TASK - Write the entries below out again exactly; any picture in them stays out.

═══ ENTRIES SUPPLIED

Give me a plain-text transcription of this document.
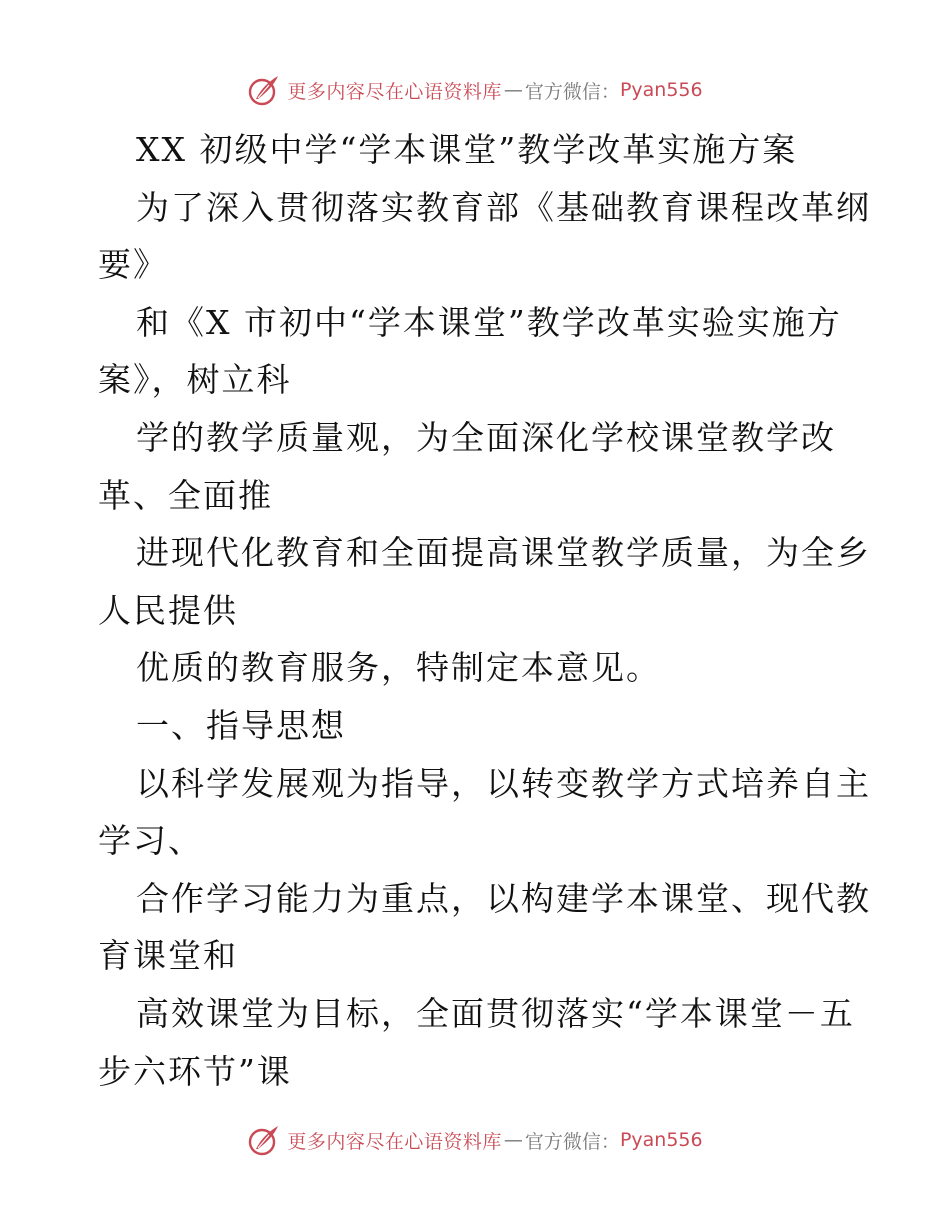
更多内容尽在心语资料库 — 官方微信： Pyan556
XX 初级中学“学本课堂”教学改革实施方案
为了深入贯彻落实教育部《基础教育课程改革纲
要》
和《X 市初中“学本课堂”教学改革实验实施方
案》，树立科
学的教学质量观，为全面深化学校课堂教学改
革、全面推
进现代化教育和全面提高课堂教学质量，为全乡
人民提供
优质的教育服务，特制定本意见。
一、指导思想
以科学发展观为指导，以转变教学方式培养自主
学习、
合作学习能力为重点，以构建学本课堂、现代教
育课堂和
高效课堂为目标，全面贯彻落实“学本课堂－五
步六环节”课
更多内容尽在心语资料库 — 官方微信： Pyan556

══════

THE ANSWER -
Give me a plain-text transcription of this document.
更多内容尽在心语资料库 — 官方微信： Pyan556
XX 初级中学“学本课堂”教学改革实施方案
为了深入贯彻落实教育部《基础教育课程改革纲
要》
和《X 市初中“学本课堂”教学改革实验实施方
案》，树立科
学的教学质量观，为全面深化学校课堂教学改
革、全面推
进现代化教育和全面提高课堂教学质量，为全乡
人民提供
优质的教育服务，特制定本意见。
一、指导思想
以科学发展观为指导，以转变教学方式培养自主
学习、
合作学习能力为重点，以构建学本课堂、现代教
育课堂和
高效课堂为目标，全面贯彻落实“学本课堂－五
步六环节”课
更多内容尽在心语资料库 — 官方微信： Pyan556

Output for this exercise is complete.